# JOB
Look through the material below. Copy each line that contains the string "Likert".

[Figure data in JSON]
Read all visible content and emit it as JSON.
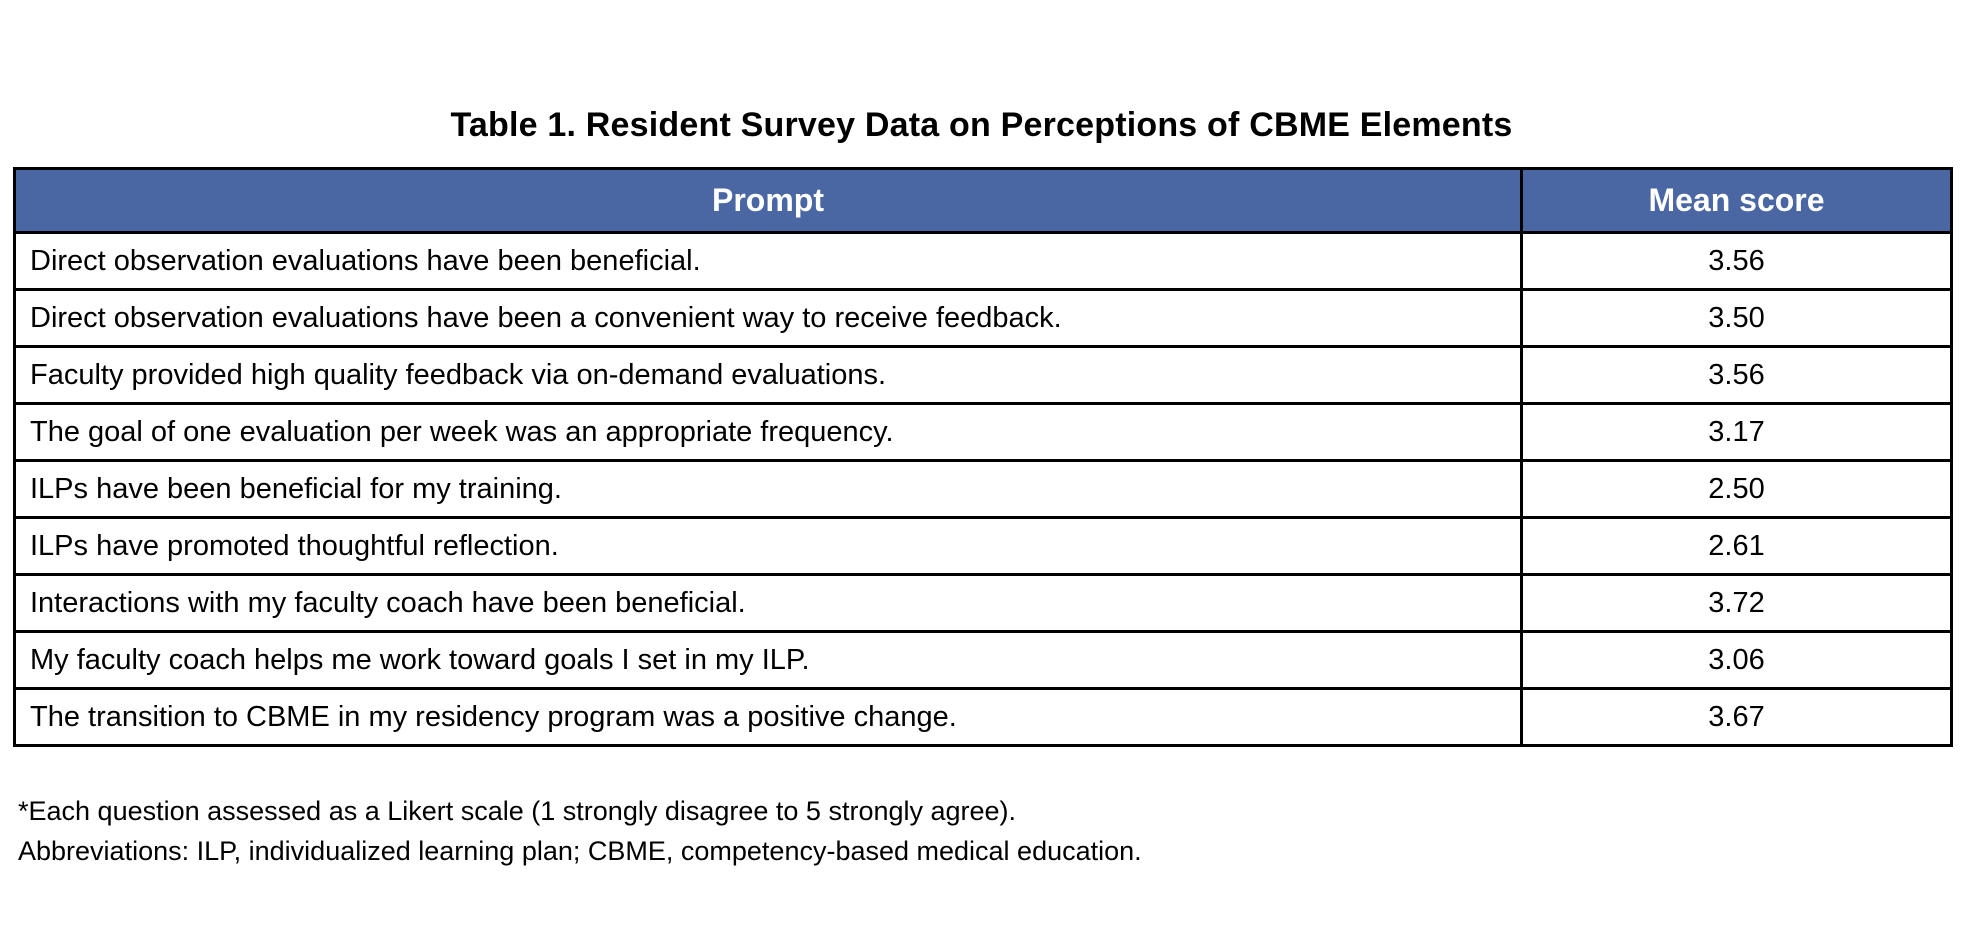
{
  "table": {
    "title": "Table 1. Resident Survey Data on Perceptions of CBME Elements",
    "columns": [
      "Prompt",
      "Mean score"
    ],
    "rows": [
      {
        "prompt": "Direct observation evaluations have been beneficial.",
        "score": "3.56"
      },
      {
        "prompt": "Direct observation evaluations have been a convenient way to receive feedback.",
        "score": "3.50"
      },
      {
        "prompt": "Faculty provided high quality feedback via on-demand evaluations.",
        "score": "3.56"
      },
      {
        "prompt": "The goal of one evaluation per week was an appropriate frequency.",
        "score": "3.17"
      },
      {
        "prompt": "ILPs have been beneficial for my training.",
        "score": "2.50"
      },
      {
        "prompt": "ILPs have promoted thoughtful reflection.",
        "score": "2.61"
      },
      {
        "prompt": "Interactions with my faculty coach have been beneficial.",
        "score": "3.72"
      },
      {
        "prompt": "My faculty coach helps me work toward goals I set in my ILP.",
        "score": "3.06"
      },
      {
        "prompt": "The transition to CBME in my residency program was a positive change.",
        "score": "3.67"
      }
    ]
  },
  "footnotes": [
    "*Each question assessed as a Likert scale (1 strongly disagree to 5 strongly agree).",
    "Abbreviations: ILP, individualized learning plan; CBME, competency-based medical education."
  ],
  "colors": {
    "header_bg": "#4A67A4",
    "header_text": "#FFFFFF",
    "border": "#000000",
    "body_text": "#000000",
    "page_bg": "#FFFFFF"
  },
  "chart_data": {
    "type": "table",
    "title": "Table 1. Resident Survey Data on Perceptions of CBME Elements",
    "columns": [
      "Prompt",
      "Mean score"
    ],
    "scale_note": "Likert scale, 1 strongly disagree to 5 strongly agree",
    "categories": [
      "Direct observation evaluations have been beneficial.",
      "Direct observation evaluations have been a convenient way to receive feedback.",
      "Faculty provided high quality feedback via on-demand evaluations.",
      "The goal of one evaluation per week was an appropriate frequency.",
      "ILPs have been beneficial for my training.",
      "ILPs have promoted thoughtful reflection.",
      "Interactions with my faculty coach have been beneficial.",
      "My faculty coach helps me work toward goals I set in my ILP.",
      "The transition to CBME in my residency program was a positive change."
    ],
    "values": [
      3.56,
      3.5,
      3.56,
      3.17,
      2.5,
      2.61,
      3.72,
      3.06,
      3.67
    ]
  }
}
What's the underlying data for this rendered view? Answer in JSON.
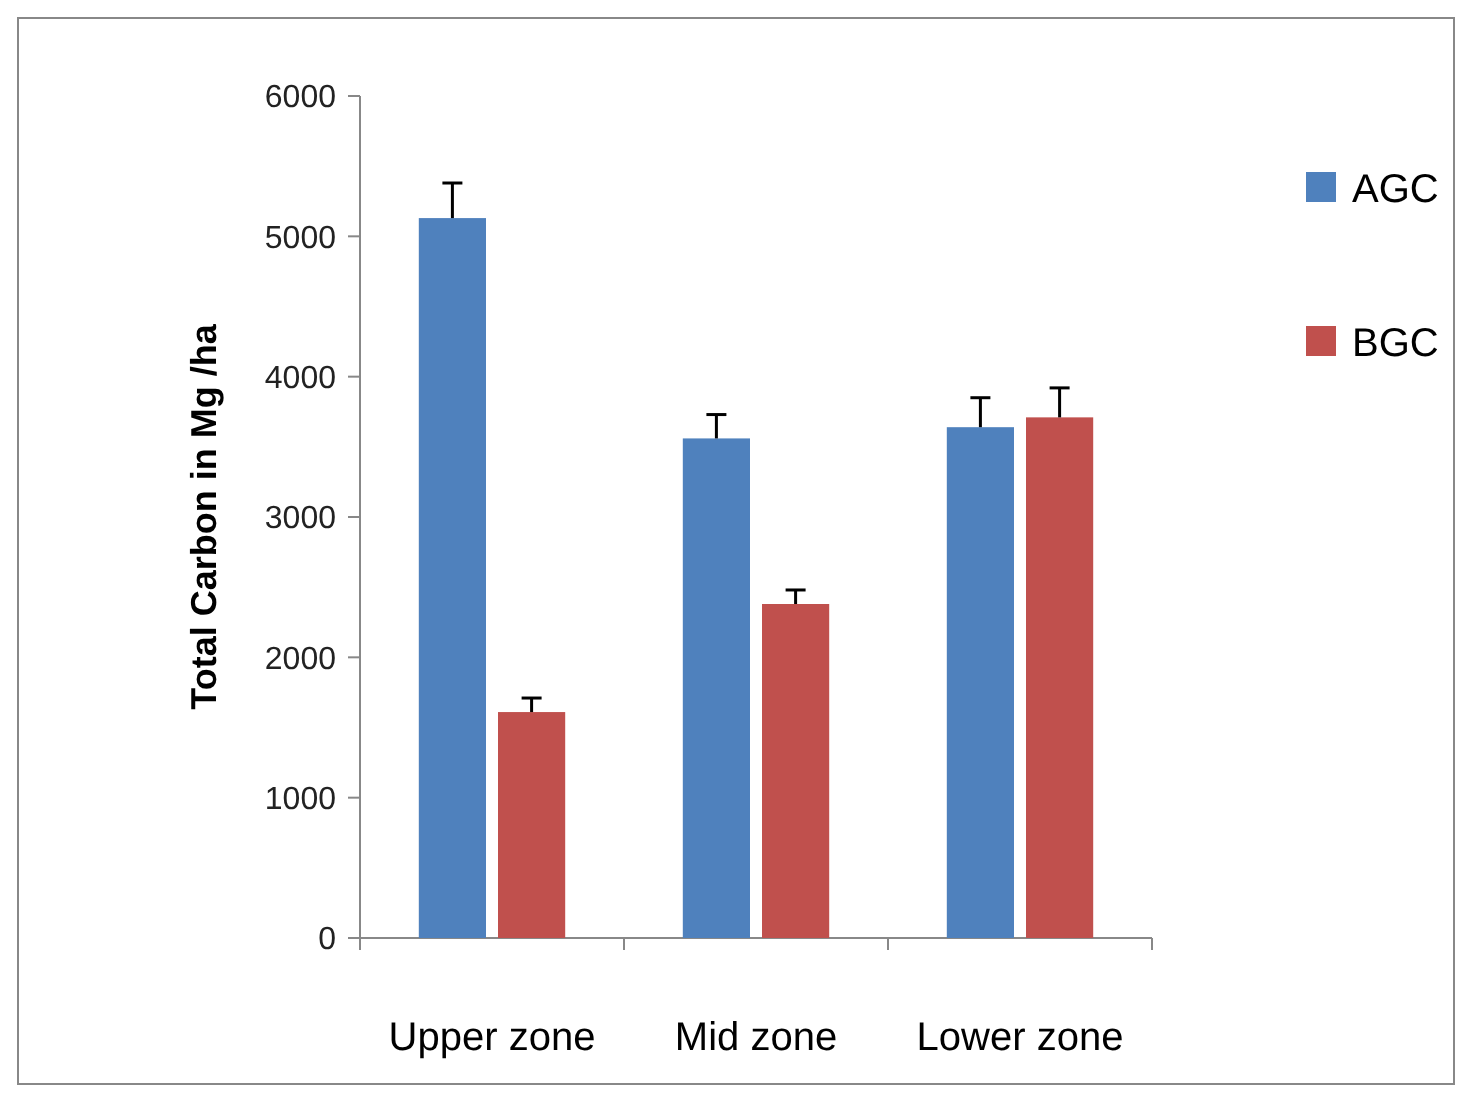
{
  "chart_data": {
    "type": "bar",
    "ylabel": "Total Carbon in Mg /ha",
    "categories": [
      "Upper zone",
      "Mid zone",
      "Lower zone"
    ],
    "series": [
      {
        "name": "AGC",
        "color": "#4f81bd",
        "values": [
          5130,
          3560,
          3640
        ],
        "errors": [
          250,
          170,
          210
        ]
      },
      {
        "name": "BGC",
        "color": "#c0504d",
        "values": [
          1610,
          2380,
          3710
        ],
        "errors": [
          100,
          100,
          210
        ]
      }
    ],
    "ylim": [
      0,
      6000
    ],
    "yticks": [
      0,
      1000,
      2000,
      3000,
      4000,
      5000,
      6000
    ],
    "grid": false,
    "legend": "right"
  }
}
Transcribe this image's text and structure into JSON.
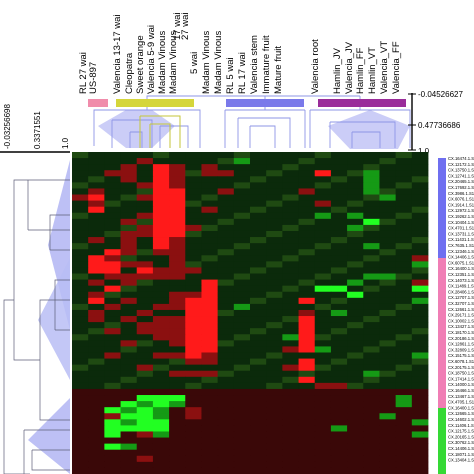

# THE RESULT
    "*Each question assessed as a Likert scale (1 strongly disagree to 5 strongly agree).",
    "scale_note": "Likert scale, 1 strongly disagree to 5 strongly agree",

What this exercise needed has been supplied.